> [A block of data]
------------------------
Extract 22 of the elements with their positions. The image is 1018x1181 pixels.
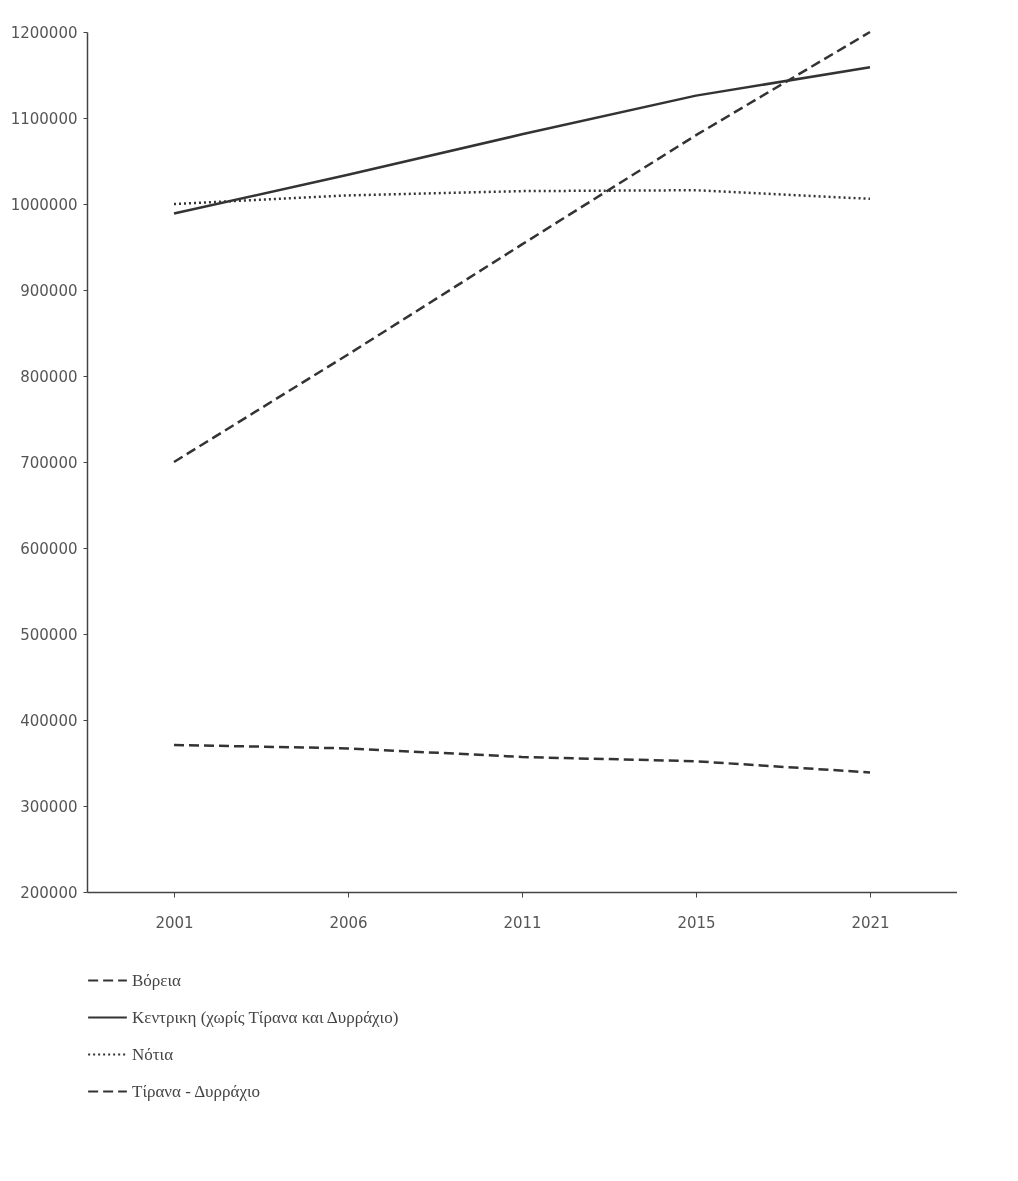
x-tick-label: 2011 — [503, 913, 542, 932]
y-tick-label: 200000 — [20, 883, 78, 902]
y-tick-label: 1000000 — [10, 195, 78, 214]
legend-label: Τίρανα - Δυρράχιο — [132, 1081, 261, 1101]
line-series — [172, 30, 872, 464]
x-tick-label: 2021 — [851, 913, 890, 932]
y-tick-label: 300000 — [20, 797, 78, 816]
line-series — [172, 743, 872, 774]
y-tick-label: 1200000 — [10, 23, 78, 42]
legend-label: Νότια — [132, 1044, 174, 1064]
legend-label: Κεντρικη (χωρίς Τίρανα και Δυρράχιο) — [132, 1007, 399, 1027]
x-tick-label: 2006 — [329, 913, 368, 932]
y-tick-label: 900000 — [20, 281, 78, 300]
y-tick-label: 600000 — [20, 539, 78, 558]
y-tick-label: 800000 — [20, 367, 78, 386]
x-tick-label: 2015 — [677, 913, 716, 932]
y-tick-label: 1100000 — [10, 109, 78, 128]
y-tick-label: 700000 — [20, 453, 78, 472]
x-tick-label: 2001 — [155, 913, 194, 932]
y-tick-label: 400000 — [20, 711, 78, 730]
y-tick-label: 500000 — [20, 625, 78, 644]
legend-label: Βόρεια — [132, 970, 182, 990]
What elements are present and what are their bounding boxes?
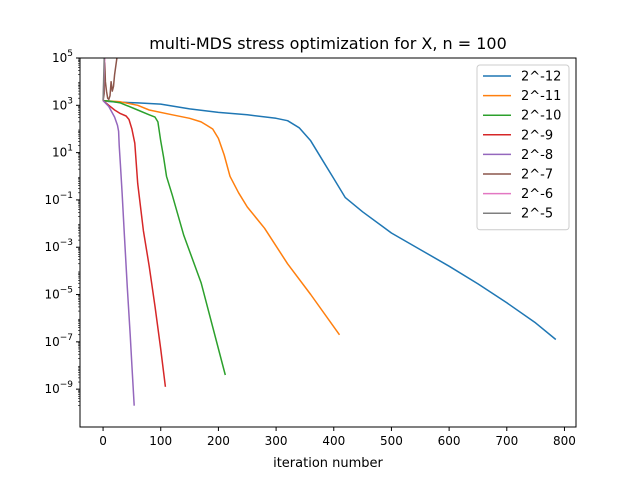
series-line-2^-8 <box>102 100 135 406</box>
x-tick-label: 700 <box>495 434 518 448</box>
x-tick-label: 600 <box>438 434 461 448</box>
legend-label: 2^-5 <box>521 207 553 222</box>
legend-label: 2^-8 <box>521 148 553 163</box>
y-tick-label: 10−3 <box>44 238 73 254</box>
legend-label: 2^-11 <box>521 89 561 104</box>
x-axis-label: iteration number <box>273 456 383 471</box>
y-tick-label: 101 <box>52 144 73 160</box>
series-line-2^-5 <box>102 58 105 101</box>
legend-box <box>476 64 570 231</box>
x-tick-label: 200 <box>207 434 230 448</box>
y-tick-label: 105 <box>52 49 73 65</box>
x-axis: 0 100 200 300 400 500 600 700 800 <box>99 427 576 448</box>
y-tick-label: 10−9 <box>44 380 73 396</box>
y-tick-label: 10−5 <box>44 286 73 302</box>
series-line-2^-10 <box>103 99 227 376</box>
y-tick-label: 10−7 <box>44 333 73 349</box>
y-axis: 105 103 101 10−1 10−3 10−5 10−7 10−9 <box>44 49 80 406</box>
x-tick-label: 0 <box>99 434 107 448</box>
series-line-2^-12 <box>102 99 557 341</box>
x-tick-label: 100 <box>149 434 172 448</box>
series-lines <box>102 58 557 406</box>
legend-label: 2^-6 <box>521 187 553 202</box>
series-line-2^-9 <box>102 100 167 387</box>
y-tick-label: 103 <box>52 96 73 112</box>
legend-label: 2^-7 <box>521 168 553 183</box>
x-tick-label: 400 <box>322 434 345 448</box>
legend-label: 2^-10 <box>521 109 561 124</box>
y-tick-label: 10−1 <box>44 191 73 207</box>
chart-title: multi-MDS stress optimization for X, n =… <box>149 34 507 53</box>
legend: 2^-12 2^-11 2^-10 2^-9 2^-8 2^-7 2^-6 2^-5 <box>476 64 570 231</box>
plot-frame <box>79 57 577 428</box>
legend-label: 2^-12 <box>521 70 561 85</box>
series-line-2^-11 <box>103 99 341 336</box>
x-tick-label: 800 <box>553 434 576 448</box>
x-tick-label: 500 <box>380 434 403 448</box>
legend-label: 2^-9 <box>521 128 553 143</box>
x-tick-label: 300 <box>265 434 288 448</box>
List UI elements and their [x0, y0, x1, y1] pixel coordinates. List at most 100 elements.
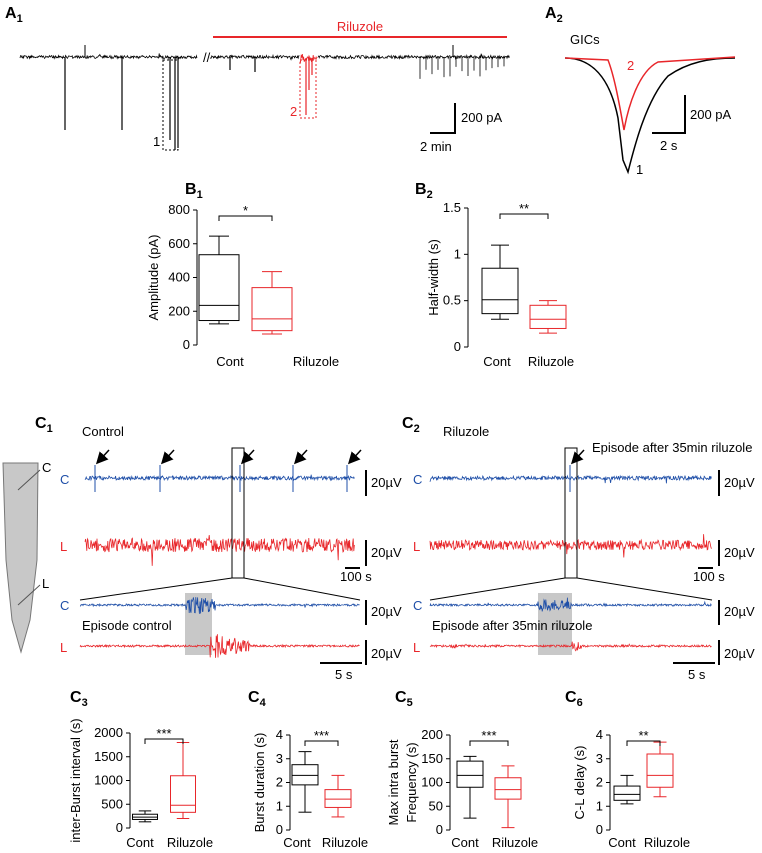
y-tick-label: 0: [436, 822, 443, 837]
panel-letter: C: [565, 689, 577, 706]
channel-label: L: [60, 539, 67, 554]
panel-index: 4: [260, 697, 267, 709]
arrow: [347, 449, 362, 465]
y-tick-label: 0.5: [443, 293, 461, 308]
panel-index: 2: [427, 189, 433, 201]
arrow: [95, 449, 110, 465]
significance-bracket: [626, 740, 661, 746]
y-tick-label: 4: [276, 727, 283, 742]
trace-label: 2: [627, 58, 634, 73]
episode-label: Episode after 35min riluzole: [432, 618, 592, 633]
y-tick-label: 800: [168, 202, 190, 217]
x-tick-label: Riluzole: [322, 835, 368, 850]
x-tick-label: Cont: [126, 835, 154, 850]
drug-label: Riluzole: [337, 19, 383, 34]
event-box: [299, 59, 317, 119]
arrow: [240, 449, 255, 465]
trace-label: 1: [636, 162, 643, 177]
scale-label: 20µV: [724, 604, 755, 619]
box: [646, 753, 674, 788]
trace: [19, 53, 198, 61]
panel-letter: B: [185, 181, 197, 198]
box: [613, 785, 641, 801]
zoom-line: [429, 577, 566, 601]
y-tick-label: 0: [596, 822, 603, 837]
scale-label: 20µV: [724, 475, 755, 490]
trace: [84, 534, 355, 566]
trace: [429, 534, 712, 558]
panel-label: A2: [545, 5, 563, 25]
box: [324, 789, 352, 808]
channel-label: C: [413, 472, 422, 487]
scale-label: 20µV: [724, 545, 755, 560]
zoom-box: [564, 447, 578, 579]
trace: [429, 474, 712, 484]
significance-bracket: [144, 738, 184, 744]
scale-label: 2 min: [420, 139, 452, 154]
panel-index: 3: [82, 697, 88, 709]
arrow: [293, 449, 308, 465]
panel-index: 6: [577, 697, 583, 709]
event-label: 1: [153, 134, 160, 149]
arrow: [160, 449, 175, 465]
significance-bracket: [499, 213, 549, 219]
electrode: [17, 469, 41, 491]
y-axis-label: Burst duration (s): [252, 733, 267, 833]
panel-letter: B: [415, 181, 427, 198]
panel-letter: C: [248, 689, 260, 706]
spinal-cord: [2, 462, 39, 654]
scale-label: 200 pA: [690, 107, 732, 122]
scale-label: 20µV: [371, 545, 402, 560]
panel-letter: C: [395, 689, 407, 706]
y-tick-label: 1: [276, 798, 283, 813]
channel-label: C: [413, 598, 422, 613]
y-tick-label: 4: [596, 727, 603, 742]
panel-index: 5: [407, 697, 413, 709]
y-tick-label: 600: [168, 236, 190, 251]
scale-label: 20µV: [371, 604, 402, 619]
y-tick-label: 200: [421, 727, 443, 742]
y-tick-label: 0: [454, 339, 461, 354]
box: [198, 254, 240, 322]
panel-index: 1: [197, 189, 203, 201]
y-tick-label: 100: [421, 775, 443, 790]
trace: [564, 57, 736, 175]
y-tick-label: 0: [183, 337, 190, 352]
y-tick-label: 400: [168, 270, 190, 285]
y-tick-label: 1: [596, 798, 603, 813]
y-axis-label: inter-Burst interval (s): [68, 718, 83, 842]
y-tick-label: 50: [429, 798, 443, 813]
x-tick-label: Riluzole: [293, 354, 339, 369]
significance-label: ***: [314, 728, 329, 743]
x-tick-label: Riluzole: [492, 835, 538, 850]
box: [291, 764, 319, 786]
zoom-line: [576, 577, 713, 601]
y-tick-label: 200: [168, 303, 190, 318]
traces: [19, 45, 736, 665]
y-axis-label: Max intra burst: [386, 739, 401, 825]
y-tick-label: 2000: [94, 725, 123, 740]
episode-label: Episode control: [82, 618, 172, 633]
trace: [317, 53, 510, 60]
significance-label: ***: [156, 726, 171, 741]
condition-title: Control: [82, 424, 124, 439]
y-tick-label: 500: [101, 796, 123, 811]
panel-label: C2: [402, 415, 420, 435]
y-tick-label: 2: [596, 775, 603, 790]
trace: [84, 474, 355, 482]
panel-letter: C: [70, 689, 82, 706]
significance-bracket: [304, 740, 339, 746]
y-tick-label: 1000: [94, 773, 123, 788]
panel-label: C4: [248, 689, 267, 709]
x-tick-label: Cont: [216, 354, 244, 369]
y-tick-label: 2: [276, 775, 283, 790]
scale-label: 2 s: [660, 138, 678, 153]
y-tick-label: 1.5: [443, 200, 461, 215]
scale-label: 20µV: [371, 646, 402, 661]
y-axis-label: C-L delay (s): [572, 746, 587, 820]
y-axis-label: Amplitude (pA): [146, 235, 161, 321]
scale-label: 20µV: [371, 475, 402, 490]
arrow: [570, 449, 585, 465]
zoom-box: [231, 447, 245, 579]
------------------------
> [WORK INSTRUCTIONS] Repeat the stretch from the line containing "series-line-2^-8 <box>102 100 135 406</box>" through the line containing "y-tick-label: 101 <box>52 144 73 160</box>", verbatim.

> [IN RESPONSE]
series-line-2^-8 <box>102 100 135 406</box>
x-tick-label: 700 <box>495 434 518 448</box>
x-tick-label: 600 <box>438 434 461 448</box>
legend-label: 2^-5 <box>521 207 553 222</box>
legend-label: 2^-8 <box>521 148 553 163</box>
y-tick-label: 10−3 <box>44 238 73 254</box>
legend-label: 2^-11 <box>521 89 561 104</box>
x-axis-label: iteration number <box>273 456 383 471</box>
y-tick-label: 101 <box>52 144 73 160</box>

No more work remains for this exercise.